▶ What you need to do
Copy everything in the listing below word for word, apart from any images.

begin Dataset extract

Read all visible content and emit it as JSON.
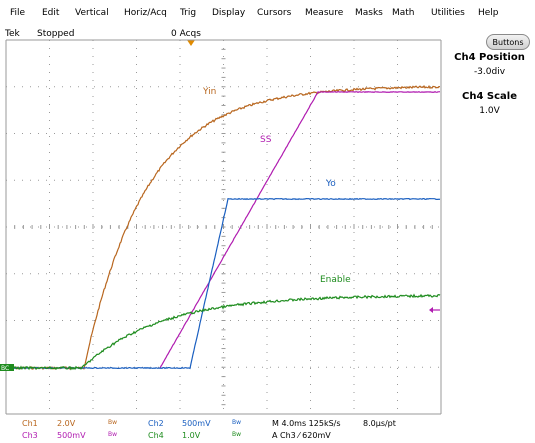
{
  "menu": [
    "File",
    "Edit",
    "Vertical",
    "Horiz/Acq",
    "Trig",
    "Display",
    "Cursors",
    "Measure",
    "Masks",
    "Math",
    "Utilities",
    "Help"
  ],
  "status": {
    "brand": "Tek",
    "state": "Stopped",
    "acqs": "0 Acqs"
  },
  "side_panel": {
    "buttons_label": "Buttons",
    "position_title": "Ch4 Position",
    "position_value": "-3.0div",
    "scale_title": "Ch4 Scale",
    "scale_value": "1.0V"
  },
  "traces": {
    "yin": "Yin",
    "ss": "SS",
    "yo": "Yo",
    "enable": "Enable",
    "gnd_marker": "BC"
  },
  "readout": {
    "ch1": "Ch1",
    "ch1_scale": "2.0V",
    "ch1_bw": "Bw",
    "ch2": "Ch2",
    "ch2_scale": "500mV",
    "ch2_bw": "Bw",
    "ch3": "Ch3",
    "ch3_scale": "500mV",
    "ch3_bw": "Bw",
    "ch4": "Ch4",
    "ch4_scale": "1.0V",
    "ch4_bw": "Bw",
    "timebase": "M 4.0ms 125kS/s",
    "pts": "8.0µs/pt",
    "trigger": "A  Ch3  ⁄  620mV"
  },
  "colors": {
    "yin": "#b8661e",
    "ss": "#b01cb0",
    "yo": "#1a5fc0",
    "enable": "#1e8c1e",
    "grid": "#9a9a9a",
    "marker": "#e08a00"
  }
}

end Dataset extract

▶ Solved problem
Read all visible content and emit it as JSON.
{
  "menu": [
    "File",
    "Edit",
    "Vertical",
    "Horiz/Acq",
    "Trig",
    "Display",
    "Cursors",
    "Measure",
    "Masks",
    "Math",
    "Utilities",
    "Help"
  ],
  "status": {
    "brand": "Tek",
    "state": "Stopped",
    "acqs": "0 Acqs"
  },
  "side_panel": {
    "buttons_label": "Buttons",
    "position_title": "Ch4 Position",
    "position_value": "-3.0div",
    "scale_title": "Ch4 Scale",
    "scale_value": "1.0V"
  },
  "traces": {
    "yin": "Yin",
    "ss": "SS",
    "yo": "Yo",
    "enable": "Enable",
    "gnd_marker": "BC"
  },
  "readout": {
    "ch1": "Ch1",
    "ch1_scale": "2.0V",
    "ch1_bw": "Bw",
    "ch2": "Ch2",
    "ch2_scale": "500mV",
    "ch2_bw": "Bw",
    "ch3": "Ch3",
    "ch3_scale": "500mV",
    "ch3_bw": "Bw",
    "ch4": "Ch4",
    "ch4_scale": "1.0V",
    "ch4_bw": "Bw",
    "timebase": "M 4.0ms 125kS/s",
    "pts": "8.0µs/pt",
    "trigger": "A  Ch3  ⁄  620mV"
  },
  "colors": {
    "yin": "#b8661e",
    "ss": "#b01cb0",
    "yo": "#1a5fc0",
    "enable": "#1e8c1e",
    "grid": "#9a9a9a",
    "marker": "#e08a00"
  }
}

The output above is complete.